WHAT IS NEEDED => Find and return each line containing "they".

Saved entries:

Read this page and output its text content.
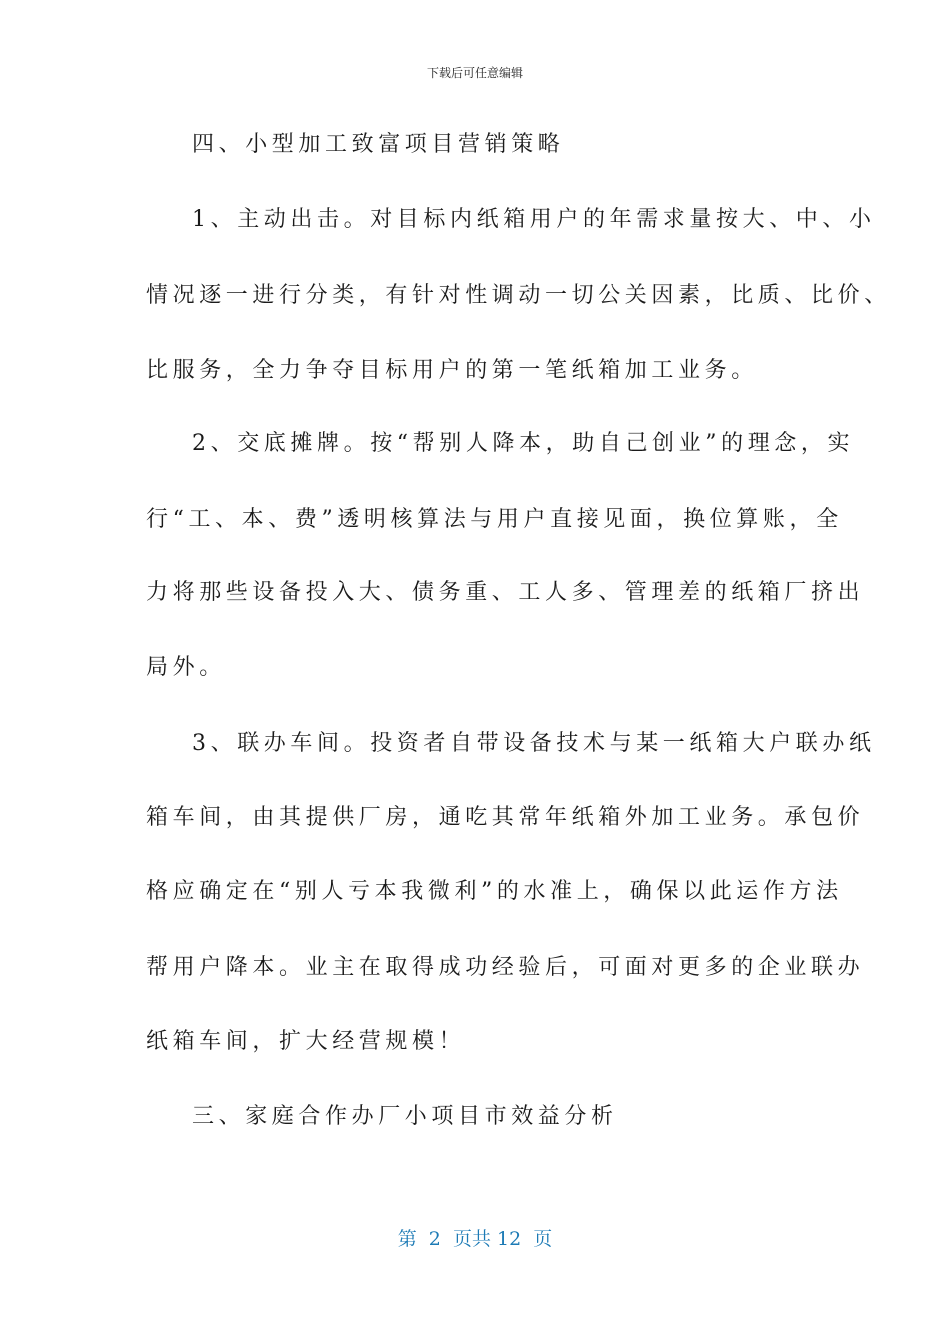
下载后可任意编辑
四、小型加工致富项目营销策略
1、主动出击。对目标内纸箱用户的年需求量按大、中、小
情况逐一进行分类，有针对性调动一切公关因素，比质、比价、
比服务，全力争夺目标用户的第一笔纸箱加工业务。
2、交底摊牌。按“帮别人降本，助自己创业”的理念，实
行“工、本、费”透明核算法与用户直接见面，换位算账，全
力将那些设备投入大、债务重、工人多、管理差的纸箱厂挤出
局外。
3、联办车间。投资者自带设备技术与某一纸箱大户联办纸
箱车间，由其提供厂房，通吃其常年纸箱外加工业务。承包价
格应确定在“别人亏本我微利”的水准上，确保以此运作方法
帮用户降本。业主在取得成功经验后，可面对更多的企业联办
纸箱车间，扩大经营规模！
三、家庭合作办厂小项目市效益分析
第  2  页共 12  页
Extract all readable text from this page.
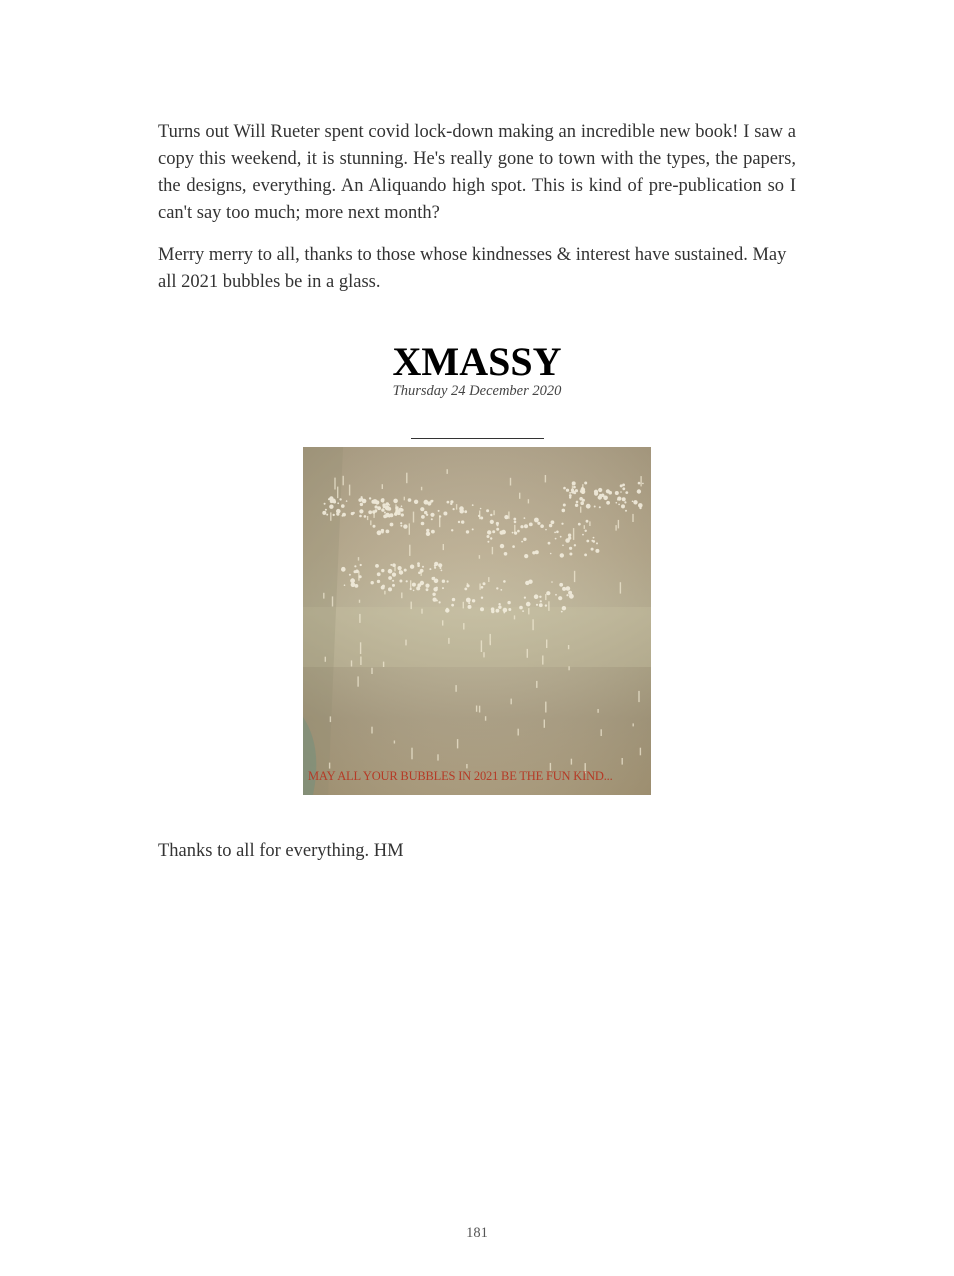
Turns out Will Rueter spent covid lock-down making an incredible new book! I saw a copy this weekend, it is stunning. He's really gone to town with the types, the papers, the designs, everything. An Aliquando high spot. This is kind of pre-publication so I can't say too much; more next month?

Merry merry to all, thanks to those whose kindnesses & interest have sustained. May all 2021 bubbles be in a glass.

XMASSY
Thursday 24 December 2020
MAY ALL YOUR BUBBLES IN 2021 BE THE FUN KIND...

Thanks to all for everything. HM

181
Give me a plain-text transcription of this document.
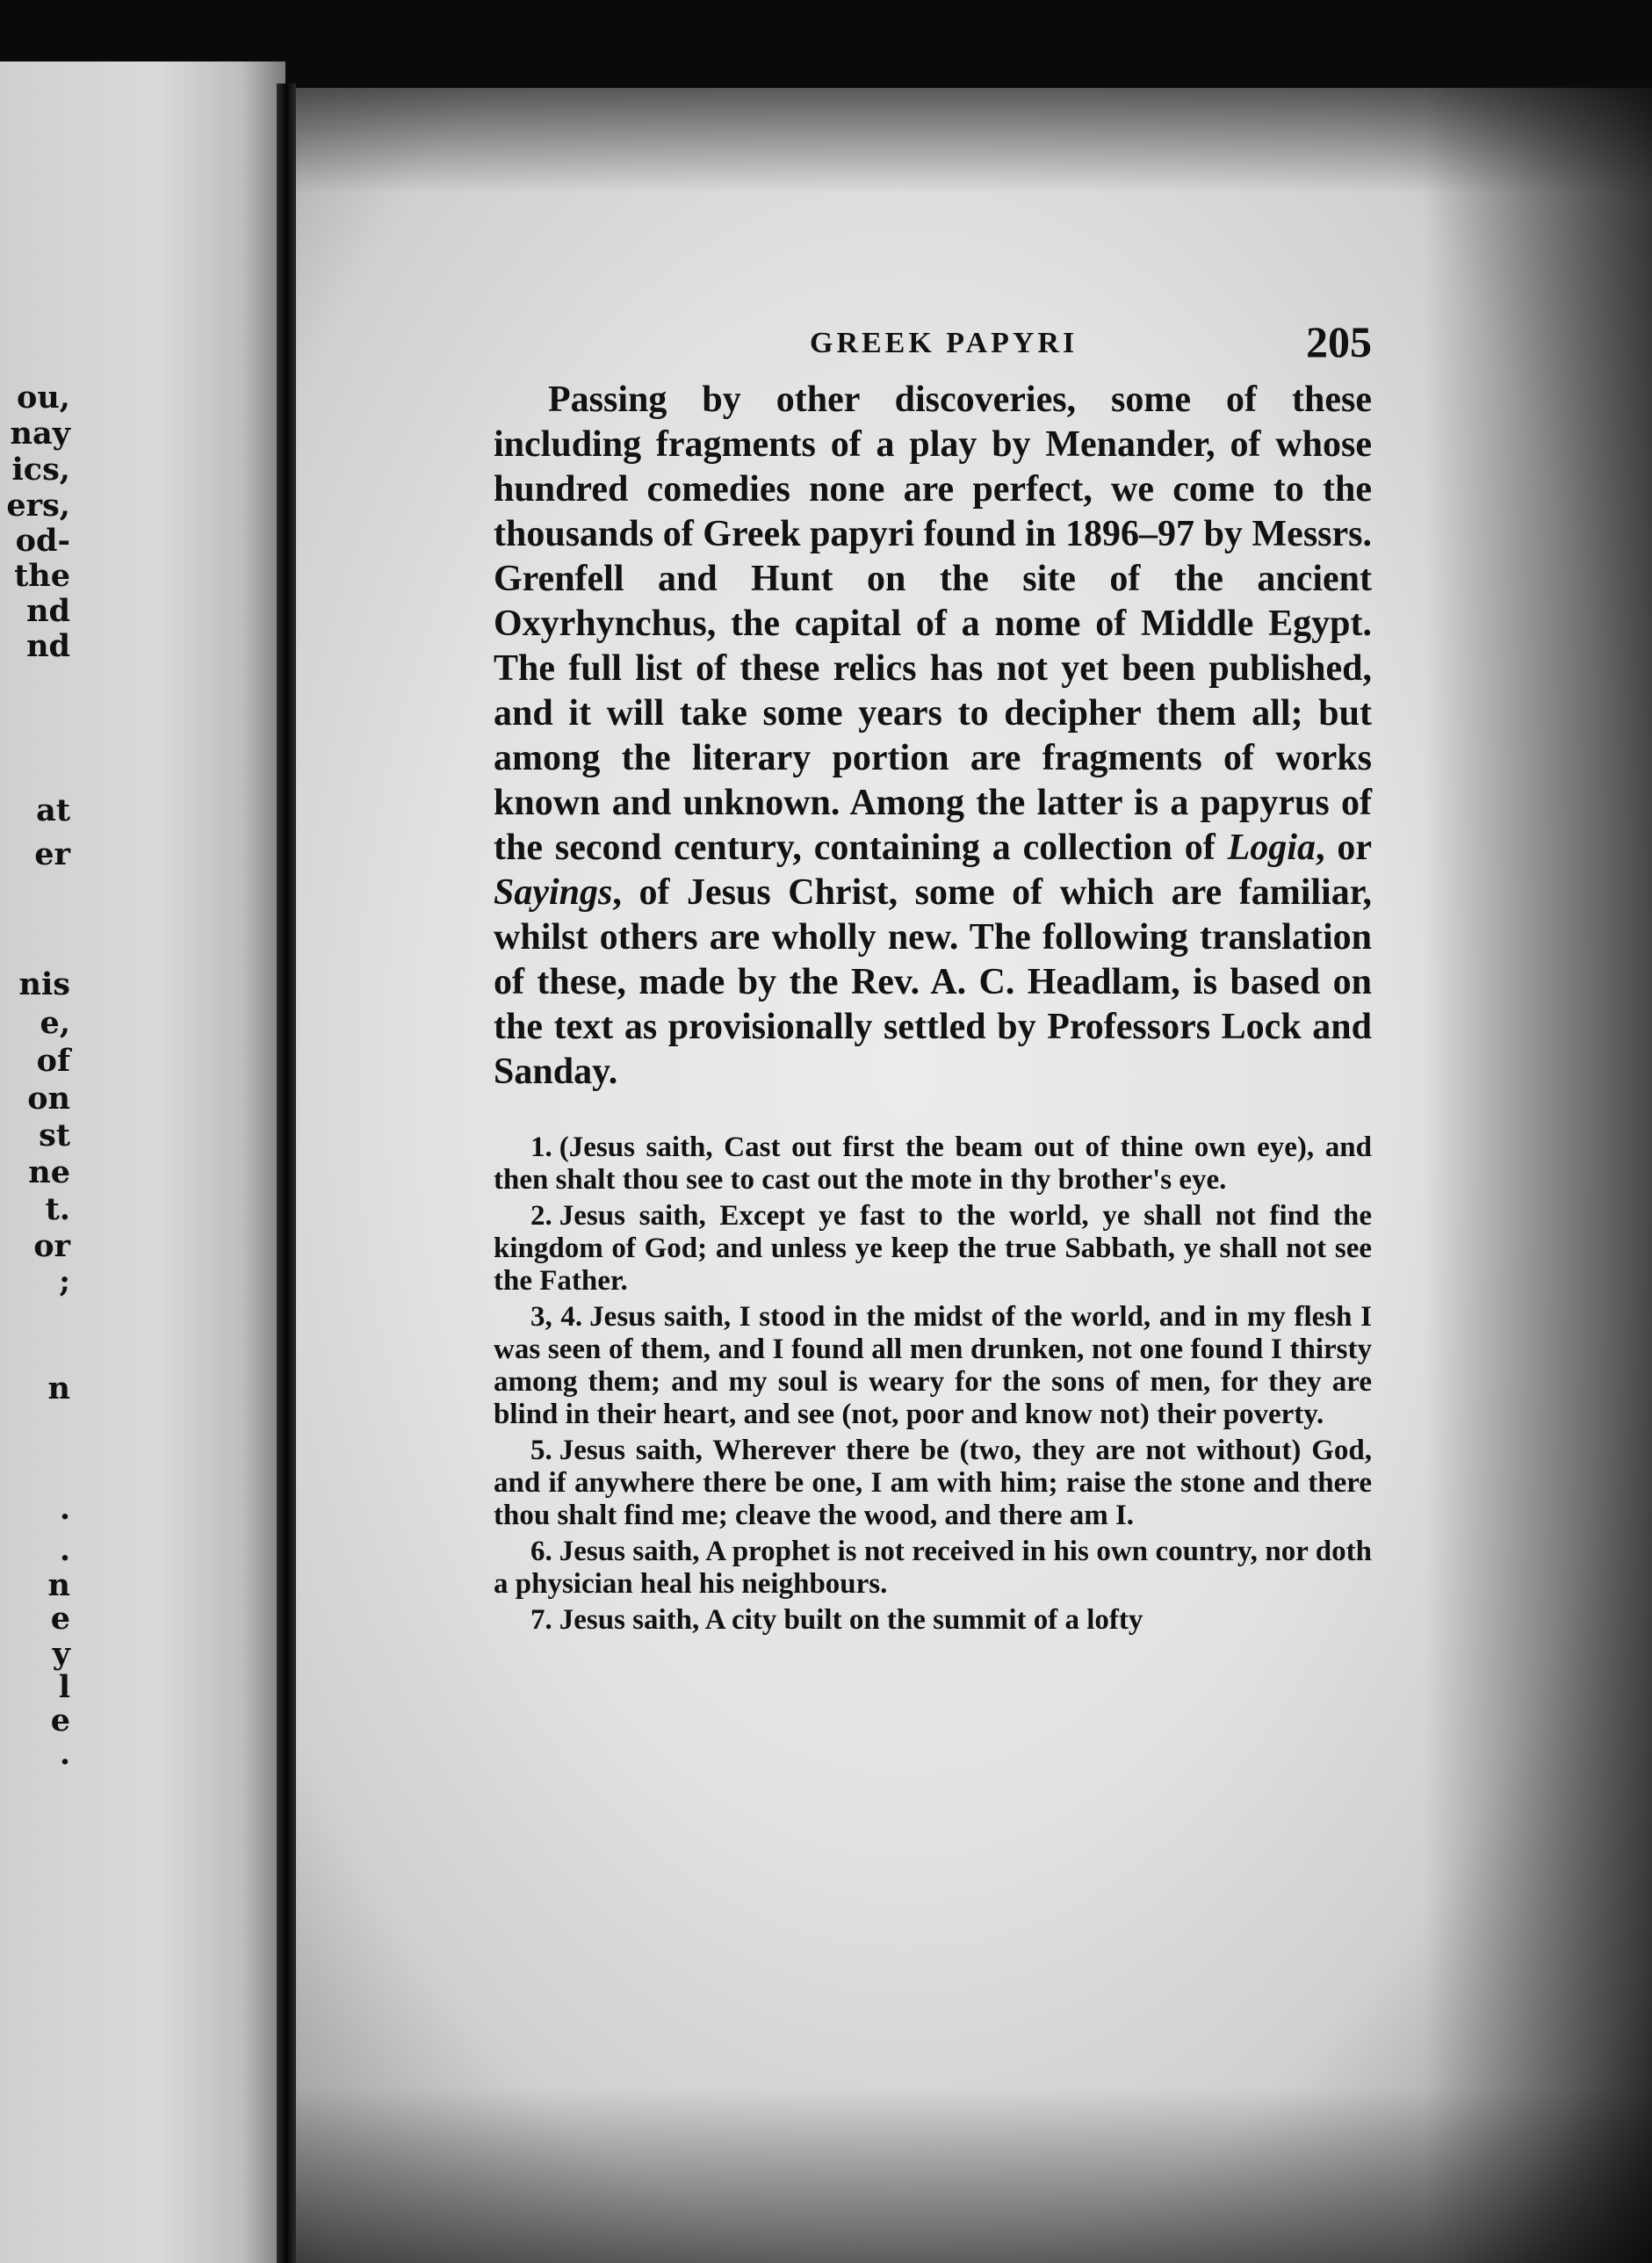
ou,
nay
ics,
ers,
od-
the
nd
nd
at
er
nis
e,
of
on
st
ne
t.
or
;
n
.
.
n
e
y
l
e
.
GREEK PAPYRI	205

Passing by other discoveries, some of these including fragments of a play by Menander, of whose hundred comedies none are perfect, we come to the thousands of Greek papyri found in 1896–97 by Messrs. Grenfell and Hunt on the site of the ancient Oxyrhynchus, the capital of a nome of Middle Egypt. The full list of these relics has not yet been published, and it will take some years to decipher them all; but among the literary portion are fragments of works known and unknown. Among the latter is a papyrus of the second century, containing a collection of Logia, or Sayings, of Jesus Christ, some of which are familiar, whilst others are wholly new. The following translation of these, made by the Rev. A. C. Headlam, is based on the text as provisionally settled by Professors Lock and Sanday.

1. (Jesus saith, Cast out first the beam out of thine own eye), and then shalt thou see to cast out the mote in thy brother's eye.

2. Jesus saith, Except ye fast to the world, ye shall not find the kingdom of God; and unless ye keep the true Sabbath, ye shall not see the Father.

3, 4. Jesus saith, I stood in the midst of the world, and in my flesh I was seen of them, and I found all men drunken, not one found I thirsty among them; and my soul is weary for the sons of men, for they are blind in their heart, and see (not, poor and know not) their poverty.

5. Jesus saith, Wherever there be (two, they are not without) God, and if anywhere there be one, I am with him; raise the stone and there thou shalt find me; cleave the wood, and there am I.

6. Jesus saith, A prophet is not received in his own country, nor doth a physician heal his neighbours.

7. Jesus saith, A city built on the summit of a lofty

OUTPUT BELOW =>
3, 4. Jesus saith, I stood in the midst of the world, and in my flesh I was seen of them, and I found all men drunken, not one found I thirsty among them; and my soul is weary for the sons of men, for they are blind in their heart, and see (not, poor and know not) their poverty.
5. Jesus saith, Wherever there be (two, they are not without) God, and if anywhere there be one, I am with him; raise the stone and there thou shalt find me; cleave the wood, and there am I.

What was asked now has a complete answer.